TASK: Your copy of the material must match it exactly, except that pictures are dropped.

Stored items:
====================

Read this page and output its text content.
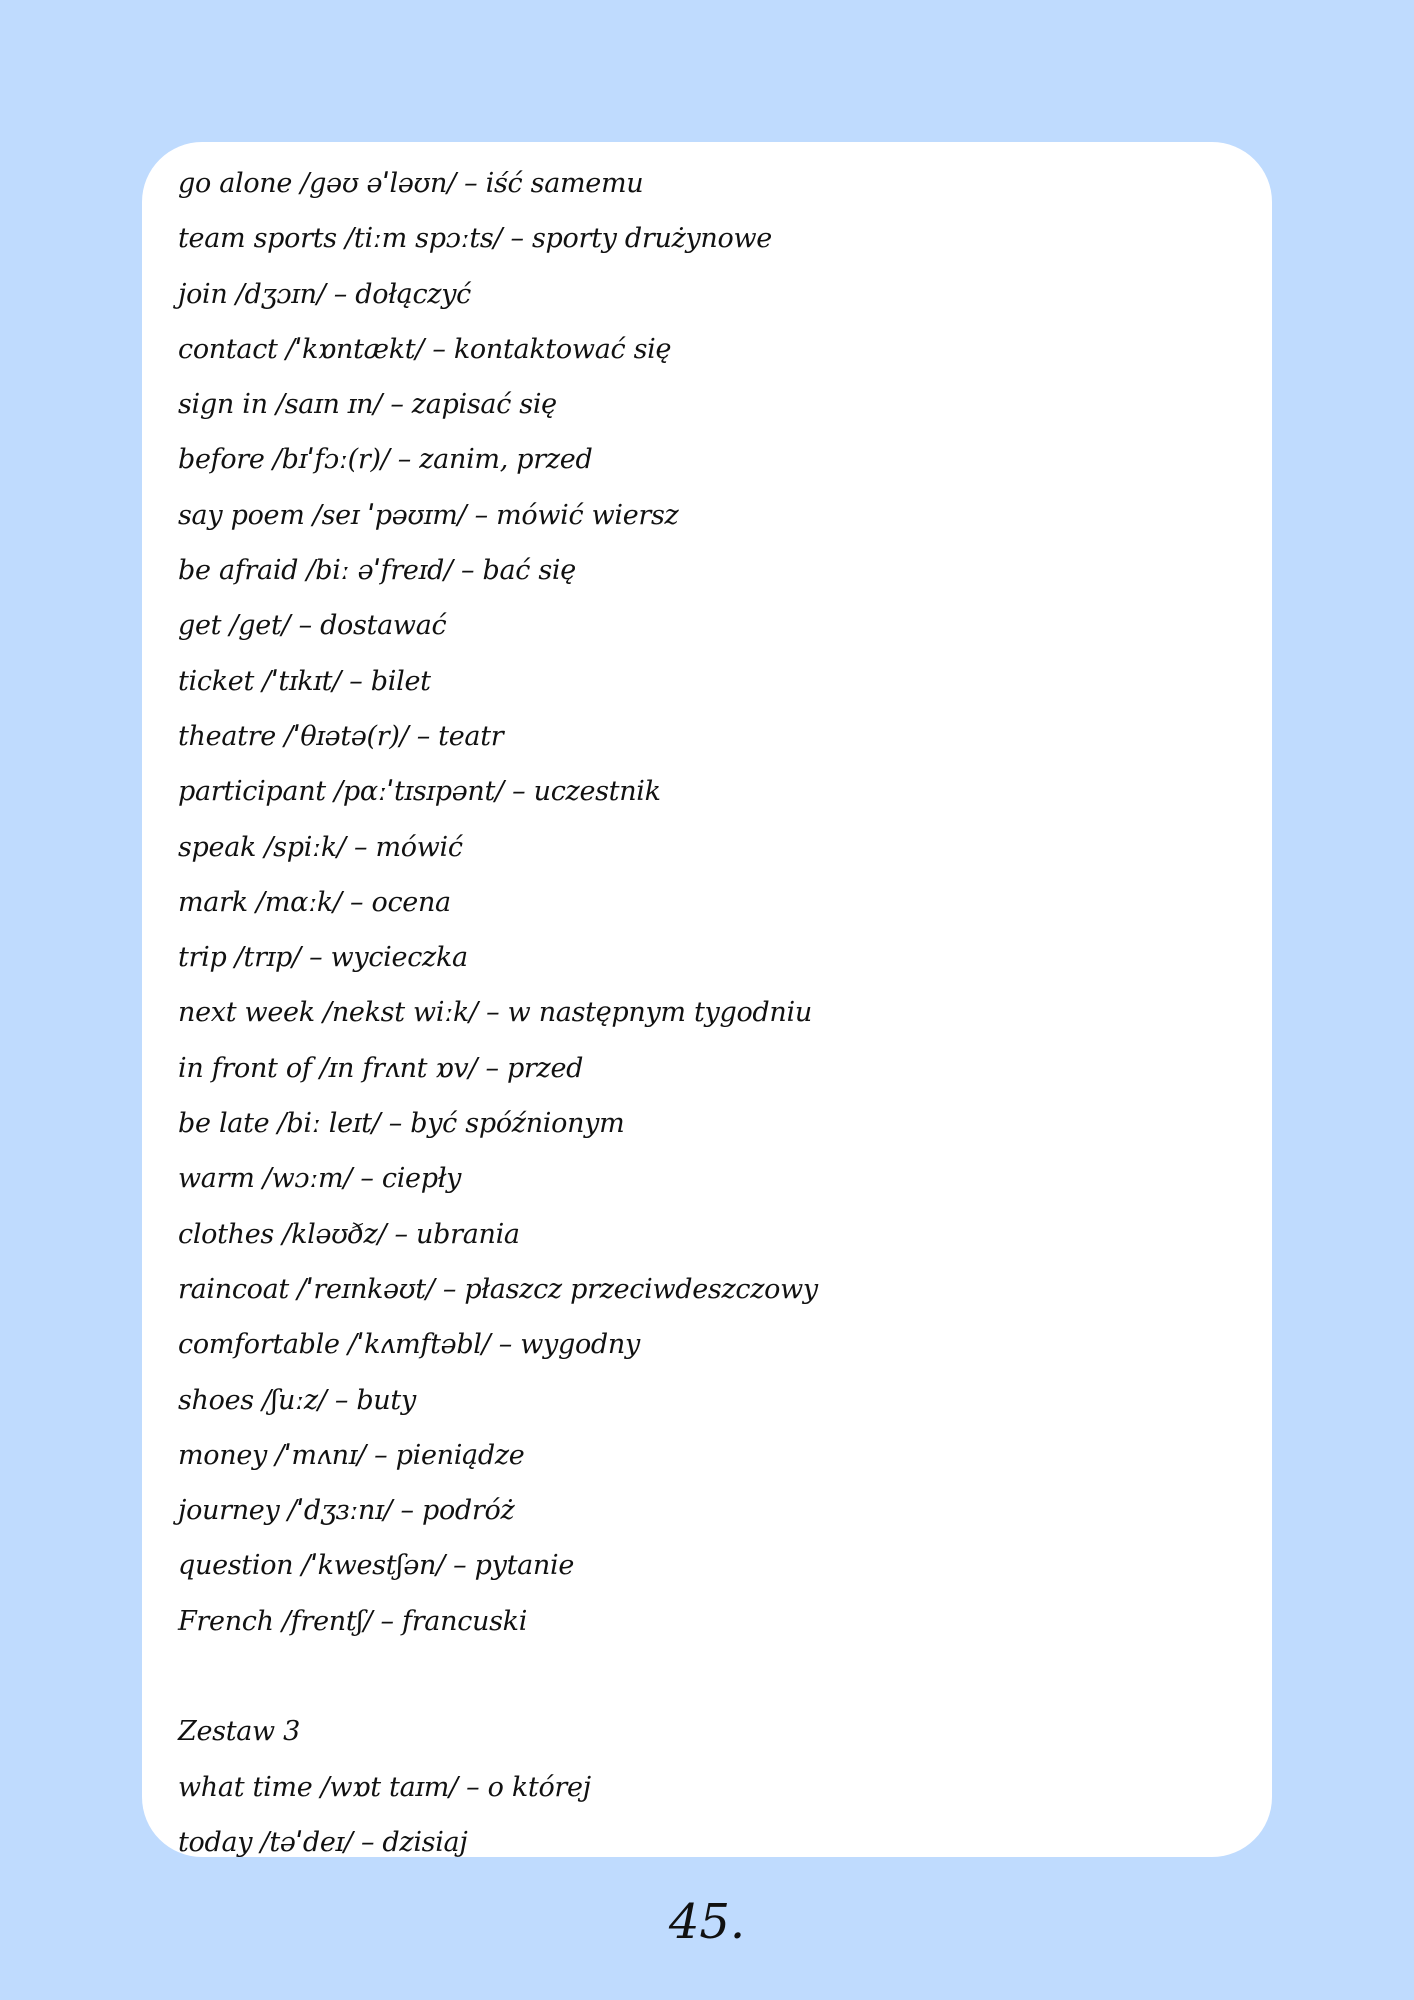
go alone /gəʊ əˈləʊn/ – iść samemu
team sports /tiːm spɔːts/ – sporty drużynowe
join /dʒɔɪn/ – dołączyć
contact /ˈkɒntækt/ – kontaktować się
sign in /saɪn ɪn/ – zapisać się
before /bɪˈfɔː(r)/ – zanim, przed
say poem /seɪ ˈpəʊɪm/ – mówić wiersz
be afraid /biː əˈfreɪd/ – bać się
get /get/ – dostawać
ticket /ˈtɪkɪt/ – bilet
theatre /ˈθɪətə(r)/ – teatr
participant /pɑːˈtɪsɪpənt/ – uczestnik
speak /spiːk/ – mówić
mark /mɑːk/ – ocena
trip /trɪp/ – wycieczka
next week /nekst wiːk/ – w następnym tygodniu
in front of /ɪn frʌnt ɒv/ – przed
be late /biː leɪt/ – być spóźnionym
warm /wɔːm/ – ciepły
clothes /kləʊðz/ – ubrania
raincoat /ˈreɪnkəʊt/ – płaszcz przeciwdeszczowy
comfortable /ˈkʌmftəbl/ – wygodny
shoes /ʃuːz/ – buty
money /ˈmʌnɪ/ – pieniądze
journey /ˈdʒɜːnɪ/ – podróż
question /ˈkwestʃən/ – pytanie
French /frentʃ/ – francuski
Zestaw 3
what time /wɒt taɪm/ – o której
today /təˈdeɪ/ – dzisiaj
45.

====================

WORKED ANSWER:
Read this page and output its text content.
go alone /gəʊ əˈləʊn/ – iść samemu
team sports /tiːm spɔːts/ – sporty drużynowe
join /dʒɔɪn/ – dołączyć
contact /ˈkɒntækt/ – kontaktować się
sign in /saɪn ɪn/ – zapisać się
before /bɪˈfɔː(r)/ – zanim, przed
say poem /seɪ ˈpəʊɪm/ – mówić wiersz
be afraid /biː əˈfreɪd/ – bać się
get /get/ – dostawać
ticket /ˈtɪkɪt/ – bilet
theatre /ˈθɪətə(r)/ – teatr
participant /pɑːˈtɪsɪpənt/ – uczestnik
speak /spiːk/ – mówić
mark /mɑːk/ – ocena
trip /trɪp/ – wycieczka
next week /nekst wiːk/ – w następnym tygodniu
in front of /ɪn frʌnt ɒv/ – przed
be late /biː leɪt/ – być spóźnionym
warm /wɔːm/ – ciepły
clothes /kləʊðz/ – ubrania
raincoat /ˈreɪnkəʊt/ – płaszcz przeciwdeszczowy
comfortable /ˈkʌmftəbl/ – wygodny
shoes /ʃuːz/ – buty
money /ˈmʌnɪ/ – pieniądze
journey /ˈdʒɜːnɪ/ – podróż
question /ˈkwestʃən/ – pytanie
French /frentʃ/ – francuski
Zestaw 3
what time /wɒt taɪm/ – o której
today /təˈdeɪ/ – dzisiaj
45.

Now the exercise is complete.